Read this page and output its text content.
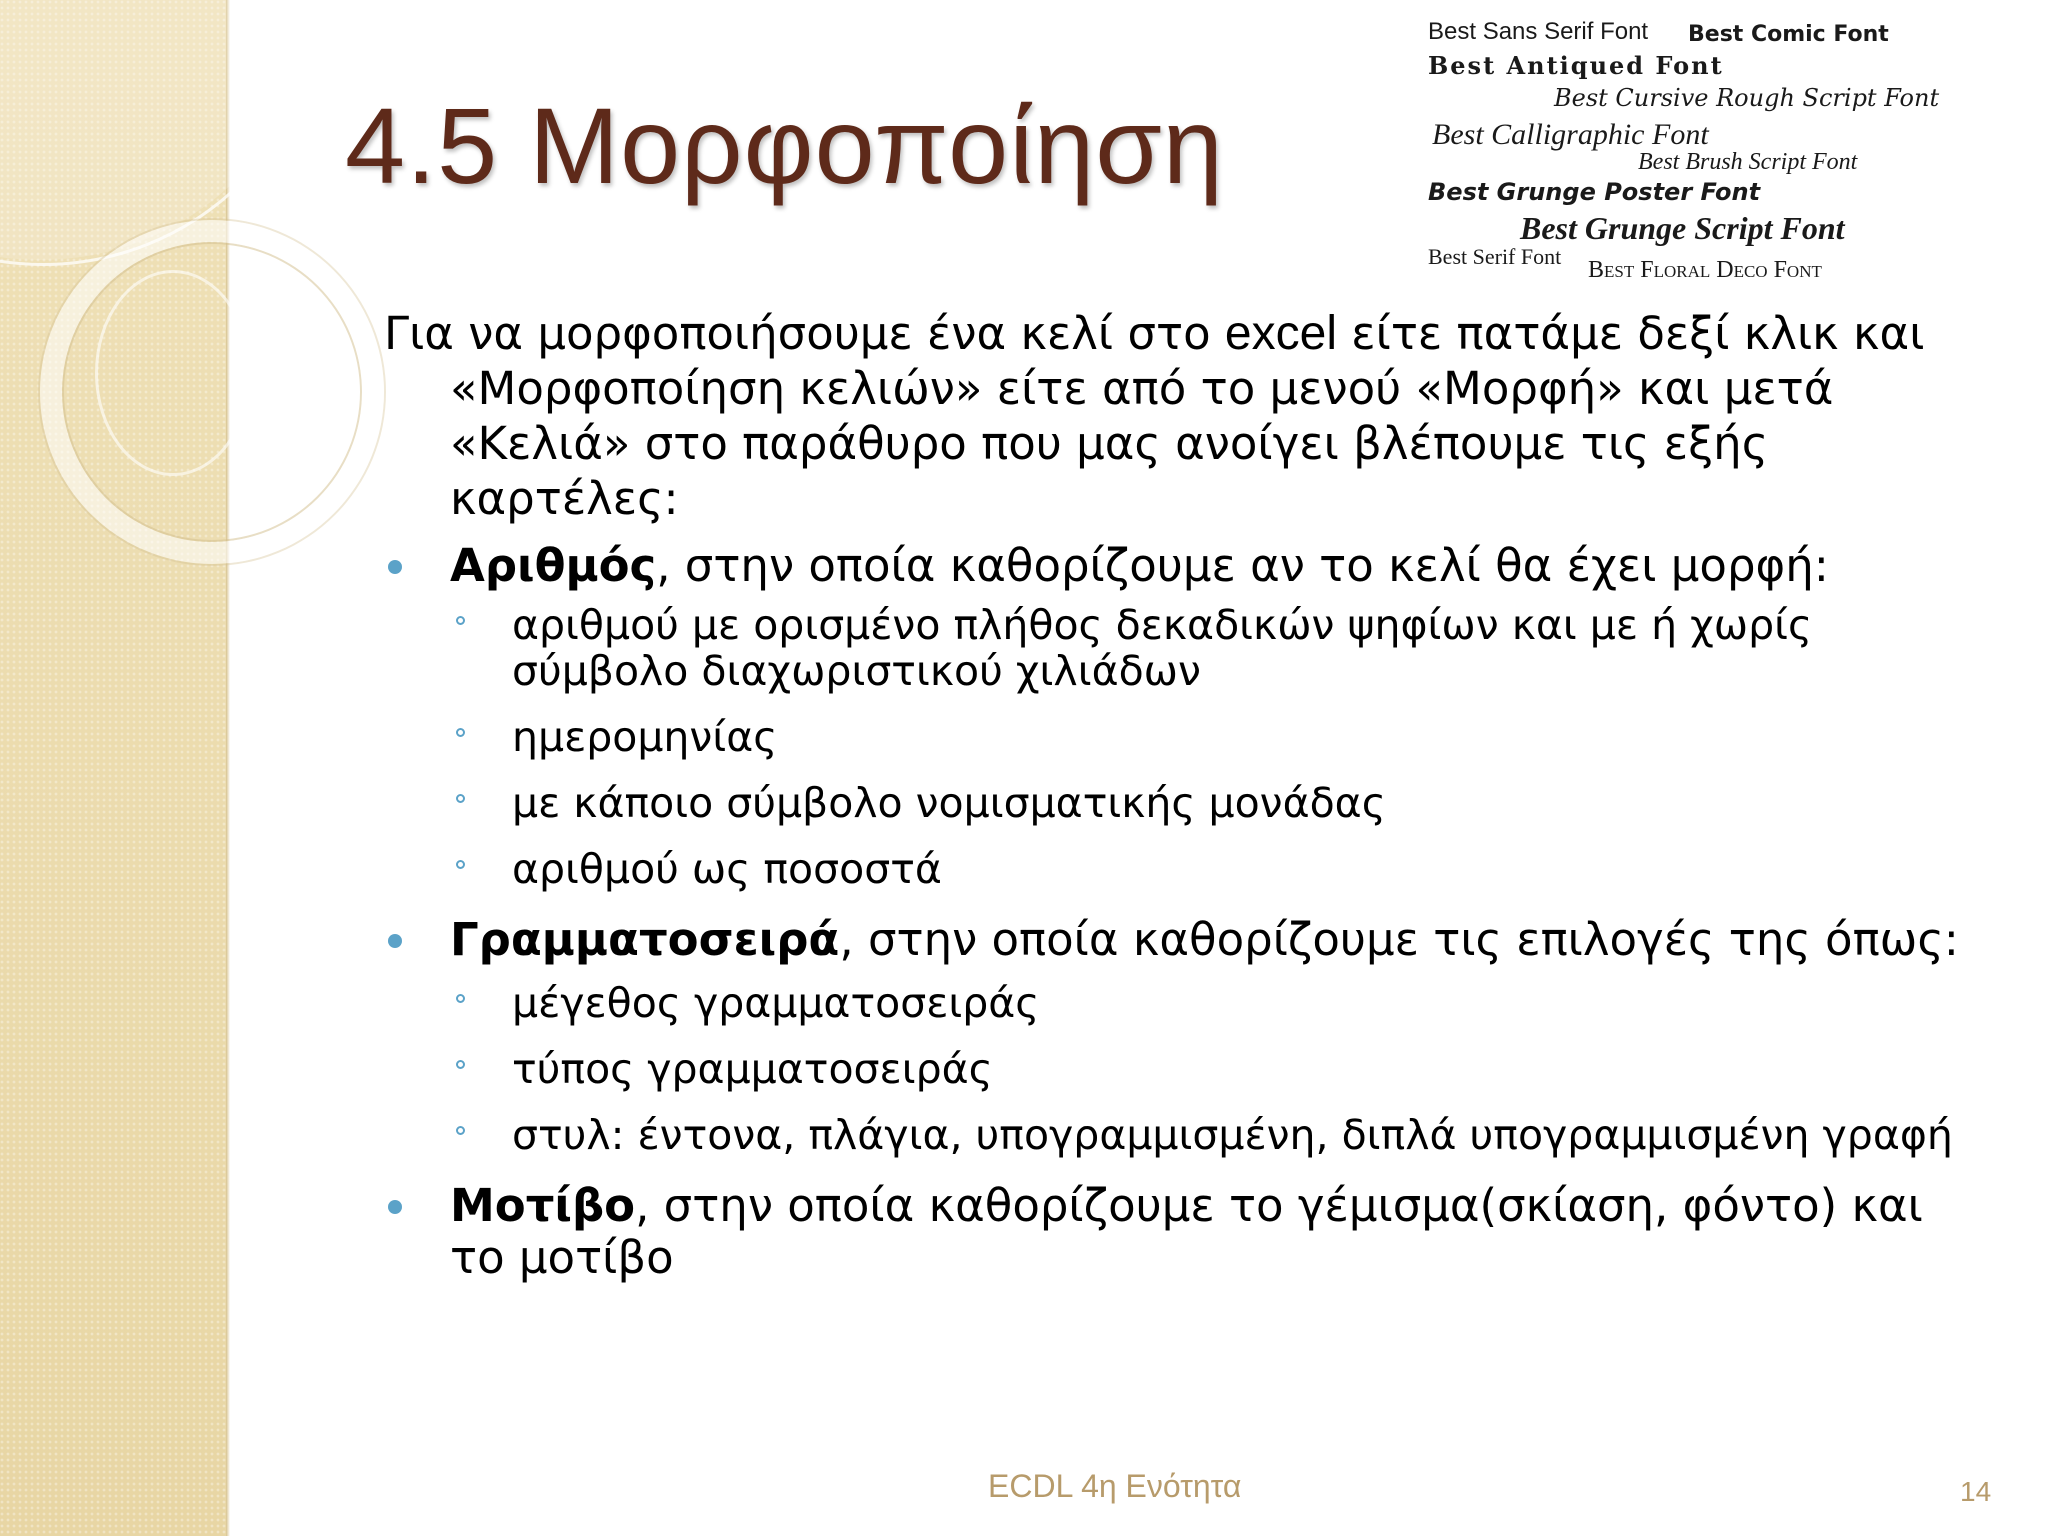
4.5 Μορφοποίηση
Best Sans Serif Font Best Comic Font
Best Antiqued Font
Best Cursive Rough Script Font
Best Calligraphic Font
Best Brush Script Font
Best Grunge Poster Font
Best Grunge Script Font
Best Serif Font
Best Floral Deco Font

Για να μορφοποιήσουμε ένα κελί στο excel είτε πατάμε δεξί κλικ και «Μορφοποίηση κελιών» είτε από το μενού «Μορφή» και μετά «Κελιά» στο παράθυρο που μας ανοίγει βλέπουμε τις εξής καρτέλες:

Αριθμός, στην οποία καθορίζουμε αν το κελί θα έχει μορφή:

αριθμού με ορισμένο πλήθος δεκαδικών ψηφίων και με ή χωρίς σύμβολο διαχωριστικού χιλιάδων

ημερομηνίας

με κάποιο σύμβολο νομισματικής μονάδας

αριθμού ως ποσοστά

Γραμματοσειρά, στην οποία καθορίζουμε τις επιλογές της όπως:

μέγεθος γραμματοσειράς

τύπος γραμματοσειράς

στυλ: έντονα, πλάγια, υπογραμμισμένη, διπλά υπογραμμισμένη γραφή

Μοτίβο, στην οποία καθορίζουμε το γέμισμα(σκίαση, φόντο) και το μοτίβο

ECDL 4η Ενότητα	14
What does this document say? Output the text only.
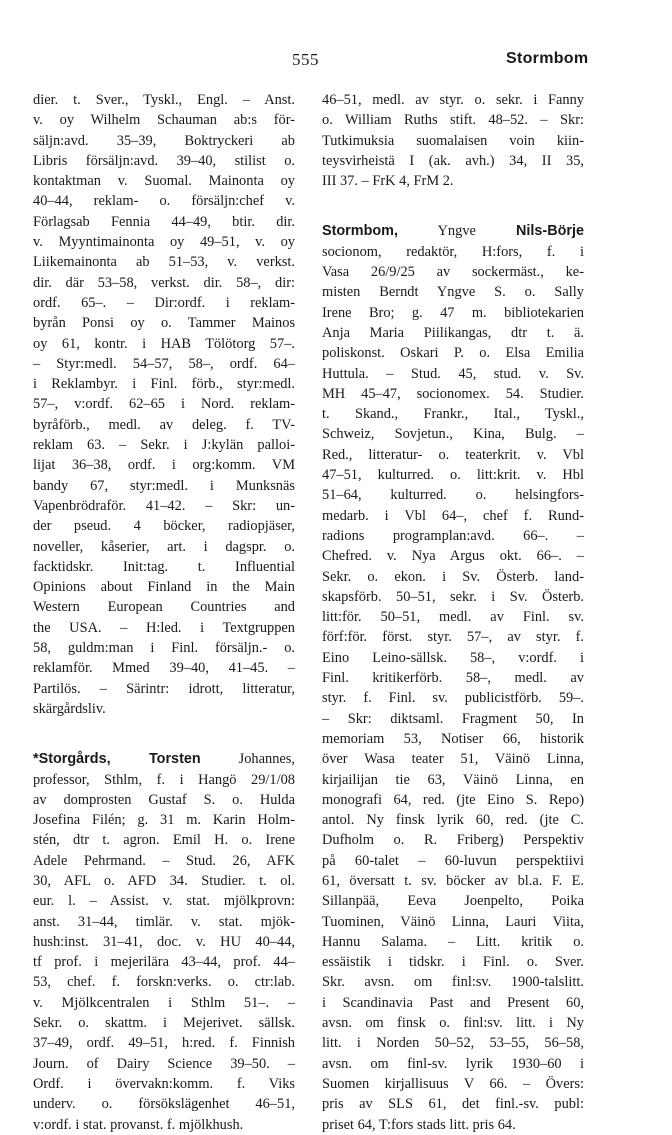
555	Stormbom
dier. t. Sver., Tyskl., Engl. – Anst.
v. oy Wilhelm Schauman ab:s för-
säljn:avd. 35–39, Boktryckeri ab
Libris försäljn:avd. 39–40, stilist o.
kontaktman v. Suomal. Mainonta oy
40–44, reklam- o. försäljn:chef v.
Förlagsab Fennia 44–49, btir. dir.
v. Myyntimainonta oy 49–51, v. oy
Liikemainonta ab 51–53, v. verkst.
dir. där 53–58, verkst. dir. 58–, dir:
ordf. 65–. – Dir:ordf. i reklam-
byrån Ponsi oy o. Tammer Mainos
oy 61, kontr. i HAB Tölötorg 57–.
– Styr:medl. 54–57, 58–, ordf. 64–
i Reklambyr. i Finl. förb., styr:medl.
57–, v:ordf. 62–65 i Nord. reklam-
byråförb., medl. av deleg. f. TV-
reklam 63. – Sekr. i J:kylän palloi-
lijat 36–38, ordf. i org:komm. VM
bandy 67, styr:medl. i Munksnäs
Vapenbrödraför. 41–42. – Skr: un-
der pseud. 4 böcker, radiopjäser,
noveller, kåserier, art. i dagspr. o.
facktidskr. Init:tag. t. Influential
Opinions about Finland in the Main
Western European Countries and
the USA. – H:led. i Textgruppen
58, guldm:man i Finl. försäljn.- o.
reklamför. Mmed 39–40, 41–45. –
Partilös. – Särintr: idrott, litteratur,
skärgårdsliv.
*Storgårds, Torsten Johannes,
professor, Sthlm, f. i Hangö 29/1/08
av domprosten Gustaf S. o. Hulda
Josefina Filén; g. 31 m. Karin Holm-
stén, dtr t. agron. Emil H. o. Irene
Adele Pehrmand. – Stud. 26, AFK
30, AFL o. AFD 34. Studier. t. ol.
eur. l. – Assist. v. stat. mjölkprovn:
anst. 31–44, timlär. v. stat. mjök-
hush:inst. 31–41, doc. v. HU 40–44,
tf prof. i mejerilära 43–44, prof. 44–
53, chef. f. forskn:verks. o. ctr:lab.
v. Mjölkcentralen i Sthlm 51–. –
Sekr. o. skattm. i Mejerivet. sällsk.
37–49, ordf. 49–51, h:red. f. Finnish
Journ. of Dairy Science 39–50. –
Ordf. i övervakn:komm. f. Viks
underv. o. försökslägenhet 46–51,
v:ordf. i stat. provanst. f. mjölkhush.
46–51, medl. av styr. o. sekr. i Fanny
o. William Ruths stift. 48–52. – Skr:
Tutkimuksia suomalaisen voin kiin-
teysvirheistä I (ak. avh.) 34, II 35,
III 37. – FrK 4, FrM 2.
Stormbom, Yngve Nils-Börje
socionom, redaktör, H:fors, f. i
Vasa 26/9/25 av sockermäst., ke-
misten Berndt Yngve S. o. Sally
Irene Bro; g. 47 m. bibliotekarien
Anja Maria Piilikangas, dtr t. ä.
poliskonst. Oskari P. o. Elsa Emilia
Huttula. – Stud. 45, stud. v. Sv.
MH 45–47, socionomex. 54. Studier.
t. Skand., Frankr., Ital., Tyskl.,
Schweiz, Sovjetun., Kina, Bulg. –
Red., litteratur- o. teaterkrit. v. Vbl
47–51, kulturred. o. litt:krit. v. Hbl
51–64, kulturred. o. helsingfors-
medarb. i Vbl 64–, chef f. Rund-
radions programplan:avd. 66–. –
Chefred. v. Nya Argus okt. 66–. –
Sekr. o. ekon. i Sv. Österb. land-
skapsförb. 50–51, sekr. i Sv. Österb.
litt:för. 50–51, medl. av Finl. sv.
förf:för. först. styr. 57–, av styr. f.
Eino Leino-sällsk. 58–, v:ordf. i
Finl. kritikerförb. 58–, medl. av
styr. f. Finl. sv. publicistförb. 59–.
– Skr: diktsaml. Fragment 50, In
memoriam 53, Notiser 66, historik
över Wasa teater 51, Väinö Linna,
kirjailijan tie 63, Väinö Linna, en
monografi 64, red. (jte Eino S. Repo)
antol. Ny finsk lyrik 60, red. (jte C.
Dufholm o. R. Friberg) Perspektiv
på 60-talet – 60-luvun perspektiivi
61, översatt t. sv. böcker av bl.a. F. E.
Sillanpää, Eeva Joenpelto, Poika
Tuominen, Väinö Linna, Lauri Viita,
Hannu Salama. – Litt. kritik o.
essäistik i tidskr. i Finl. o. Sver.
Skr. avsn. om finl:sv. 1900-talslitt.
i Scandinavia Past and Present 60,
avsn. om finsk o. finl:sv. litt. i Ny
litt. i Norden 50–52, 53–55, 56–58,
avsn. om finl-sv. lyrik 1930–60 i
Suomen kirjallisuus V 66. – Övers:
pris av SLS 61, det finl.-sv. publ:
priset 64, T:fors stads litt. pris 64.
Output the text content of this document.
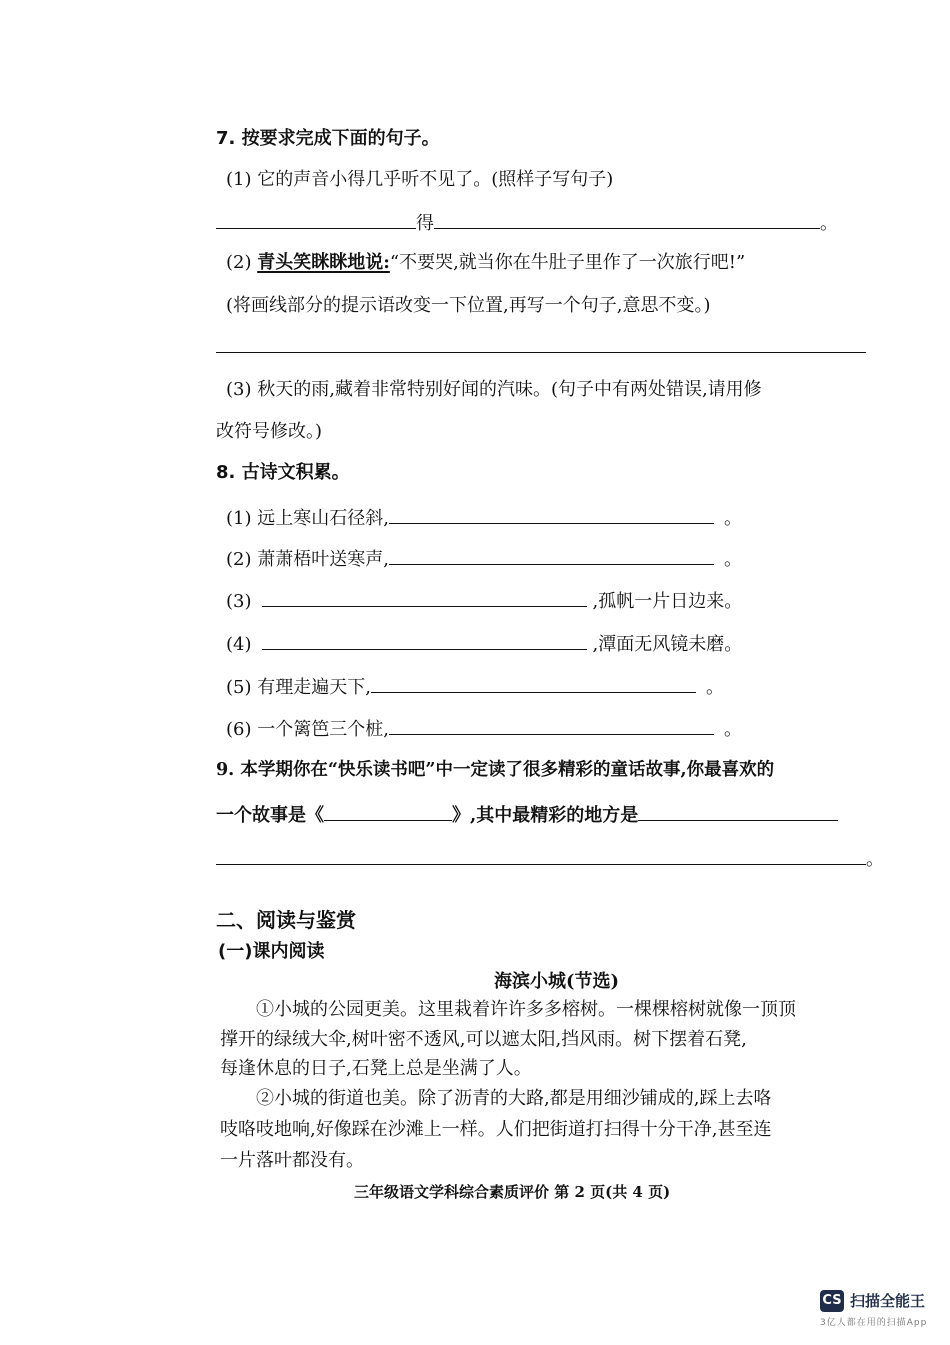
7. 按要求完成下面的句子。
(1) 它的声音小得几乎听不见了。(照样子写句子)
得	。
(2) 青头笑眯眯地说:“不要哭,就当你在牛肚子里作了一次旅行吧!”
(将画线部分的提示语改变一下位置,再写一个句子,意思不变。)
(3) 秋天的雨,藏着非常特别好闻的汽味。(句子中有两处错误,请用修
改符号修改。)
8. 古诗文积累。
(1) 远上寒山石径斜,	。
(2) 萧萧梧叶送寒声,	。
(3)	,孤帆一片日边来。
(4)	,潭面无风镜未磨。
(5) 有理走遍天下,	。
(6) 一个篱笆三个桩,	。
9. 本学期你在“快乐读书吧”中一定读了很多精彩的童话故事,你最喜欢的
一个故事是《	》,其中最精彩的地方是
。
二、阅读与鉴赏
(一)课内阅读
海滨小城(节选)
①小城的公园更美。这里栽着许许多多榕树。一棵棵榕树就像一顶顶
撑开的绿绒大伞,树叶密不透风,可以遮太阳,挡风雨。树下摆着石凳,
每逢休息的日子,石凳上总是坐满了人。
②小城的街道也美。除了沥青的大路,都是用细沙铺成的,踩上去咯
吱咯吱地响,好像踩在沙滩上一样。人们把街道打扫得十分干净,甚至连
一片落叶都没有。
三年级语文学科综合素质评价 第 2 页(共 4 页)
CS 扫描全能王
3亿人都在用的扫描App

> _Requirements_: Only a number is wanted: how many lines of the material above hold "Sthlm"?

> _Task output_: 2